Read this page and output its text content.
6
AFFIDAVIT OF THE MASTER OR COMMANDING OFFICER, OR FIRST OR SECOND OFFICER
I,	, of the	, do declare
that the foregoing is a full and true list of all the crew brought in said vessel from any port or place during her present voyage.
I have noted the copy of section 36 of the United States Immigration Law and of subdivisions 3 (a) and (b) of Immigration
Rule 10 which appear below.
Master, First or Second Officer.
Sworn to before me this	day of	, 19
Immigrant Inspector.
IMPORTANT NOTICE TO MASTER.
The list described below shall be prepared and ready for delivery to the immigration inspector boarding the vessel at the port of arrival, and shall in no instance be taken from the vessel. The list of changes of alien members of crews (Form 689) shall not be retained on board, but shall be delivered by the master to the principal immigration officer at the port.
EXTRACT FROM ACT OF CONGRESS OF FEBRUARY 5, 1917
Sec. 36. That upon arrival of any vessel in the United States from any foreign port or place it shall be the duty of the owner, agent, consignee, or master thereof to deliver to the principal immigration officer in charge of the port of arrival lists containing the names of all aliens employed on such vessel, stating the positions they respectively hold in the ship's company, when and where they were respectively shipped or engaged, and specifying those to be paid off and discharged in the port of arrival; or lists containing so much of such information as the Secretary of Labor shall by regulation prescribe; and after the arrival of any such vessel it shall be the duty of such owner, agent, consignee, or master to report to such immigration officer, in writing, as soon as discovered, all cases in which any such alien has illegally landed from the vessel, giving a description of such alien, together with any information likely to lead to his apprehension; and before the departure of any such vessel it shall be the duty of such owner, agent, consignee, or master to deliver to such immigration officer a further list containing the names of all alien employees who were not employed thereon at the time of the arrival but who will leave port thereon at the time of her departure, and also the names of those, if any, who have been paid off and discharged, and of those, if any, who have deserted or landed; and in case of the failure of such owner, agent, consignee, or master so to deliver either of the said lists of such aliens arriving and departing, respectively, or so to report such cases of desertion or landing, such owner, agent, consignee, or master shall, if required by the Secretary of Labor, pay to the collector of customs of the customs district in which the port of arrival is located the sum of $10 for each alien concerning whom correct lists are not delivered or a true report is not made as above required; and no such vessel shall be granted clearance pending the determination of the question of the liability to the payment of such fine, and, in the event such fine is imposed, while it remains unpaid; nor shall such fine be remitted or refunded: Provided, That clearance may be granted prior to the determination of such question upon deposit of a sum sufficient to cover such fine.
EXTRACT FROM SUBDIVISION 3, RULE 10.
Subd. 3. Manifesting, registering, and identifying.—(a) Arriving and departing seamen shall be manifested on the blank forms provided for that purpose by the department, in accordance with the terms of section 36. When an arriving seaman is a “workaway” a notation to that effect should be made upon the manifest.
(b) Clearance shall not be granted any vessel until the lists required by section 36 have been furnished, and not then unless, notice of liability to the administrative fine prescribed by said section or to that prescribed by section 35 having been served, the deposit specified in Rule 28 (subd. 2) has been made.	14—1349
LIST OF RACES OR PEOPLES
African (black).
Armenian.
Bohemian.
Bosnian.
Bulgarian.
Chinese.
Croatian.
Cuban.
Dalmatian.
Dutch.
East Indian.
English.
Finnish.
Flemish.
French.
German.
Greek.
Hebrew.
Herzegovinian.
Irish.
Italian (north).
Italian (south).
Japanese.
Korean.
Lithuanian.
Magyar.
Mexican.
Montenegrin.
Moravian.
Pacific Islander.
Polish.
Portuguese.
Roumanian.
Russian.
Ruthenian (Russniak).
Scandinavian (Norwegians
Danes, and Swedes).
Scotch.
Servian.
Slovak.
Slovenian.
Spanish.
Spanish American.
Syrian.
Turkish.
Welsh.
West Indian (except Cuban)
────────────────────────────────────────
» **Written problem**
The records above need to be transcribed in full. Keep every character unchanged.

» **Written solution**
Read this page and output its text content.
6
AFFIDAVIT OF THE MASTER OR COMMANDING OFFICER, OR FIRST OR SECOND OFFICER
I,	, of the	, do declare
that the foregoing is a full and true list of all the crew brought in said vessel from any port or place during her present voyage.
I have noted the copy of section 36 of the United States Immigration Law and of subdivisions 3 (a) and (b) of Immigration
Rule 10 which appear below.
Master, First or Second Officer.
Sworn to before me this	day of	, 19
Immigrant Inspector.
IMPORTANT NOTICE TO MASTER.
The list described below shall be prepared and ready for delivery to the immigration inspector boarding the vessel at the port of arrival, and shall in no instance be taken from the vessel. The list of changes of alien members of crews (Form 689) shall not be retained on board, but shall be delivered by the master to the principal immigration officer at the port.
EXTRACT FROM ACT OF CONGRESS OF FEBRUARY 5, 1917
Sec. 36. That upon arrival of any vessel in the United States from any foreign port or place it shall be the duty of the owner, agent, consignee, or master thereof to deliver to the principal immigration officer in charge of the port of arrival lists containing the names of all aliens employed on such vessel, stating the positions they respectively hold in the ship's company, when and where they were respectively shipped or engaged, and specifying those to be paid off and discharged in the port of arrival; or lists containing so much of such information as the Secretary of Labor shall by regulation prescribe; and after the arrival of any such vessel it shall be the duty of such owner, agent, consignee, or master to report to such immigration officer, in writing, as soon as discovered, all cases in which any such alien has illegally landed from the vessel, giving a description of such alien, together with any information likely to lead to his apprehension; and before the departure of any such vessel it shall be the duty of such owner, agent, consignee, or master to deliver to such immigration officer a further list containing the names of all alien employees who were not employed thereon at the time of the arrival but who will leave port thereon at the time of her departure, and also the names of those, if any, who have been paid off and discharged, and of those, if any, who have deserted or landed; and in case of the failure of such owner, agent, consignee, or master so to deliver either of the said lists of such aliens arriving and departing, respectively, or so to report such cases of desertion or landing, such owner, agent, consignee, or master shall, if required by the Secretary of Labor, pay to the collector of customs of the customs district in which the port of arrival is located the sum of $10 for each alien concerning whom correct lists are not delivered or a true report is not made as above required; and no such vessel shall be granted clearance pending the determination of the question of the liability to the payment of such fine, and, in the event such fine is imposed, while it remains unpaid; nor shall such fine be remitted or refunded: Provided, That clearance may be granted prior to the determination of such question upon deposit of a sum sufficient to cover such fine.
EXTRACT FROM SUBDIVISION 3, RULE 10.
Subd. 3. Manifesting, registering, and identifying.—(a) Arriving and departing seamen shall be manifested on the blank forms provided for that purpose by the department, in accordance with the terms of section 36. When an arriving seaman is a “workaway” a notation to that effect should be made upon the manifest.
(b) Clearance shall not be granted any vessel until the lists required by section 36 have been furnished, and not then unless, notice of liability to the administrative fine prescribed by said section or to that prescribed by section 35 having been served, the deposit specified in Rule 28 (subd. 2) has been made.	14—1349
LIST OF RACES OR PEOPLES
African (black).
Armenian.
Bohemian.
Bosnian.
Bulgarian.
Chinese.
Croatian.
Cuban.
Dalmatian.
Dutch.
East Indian.
English.
Finnish.
Flemish.
French.
German.
Greek.
Hebrew.
Herzegovinian.
Irish.
Italian (north).
Italian (south).
Japanese.
Korean.
Lithuanian.
Magyar.
Mexican.
Montenegrin.
Moravian.
Pacific Islander.
Polish.
Portuguese.
Roumanian.
Russian.
Ruthenian (Russniak).
Scandinavian (Norwegians
Danes, and Swedes).
Scotch.
Servian.
Slovak.
Slovenian.
Spanish.
Spanish American.
Syrian.
Turkish.
Welsh.
West Indian (except Cuban)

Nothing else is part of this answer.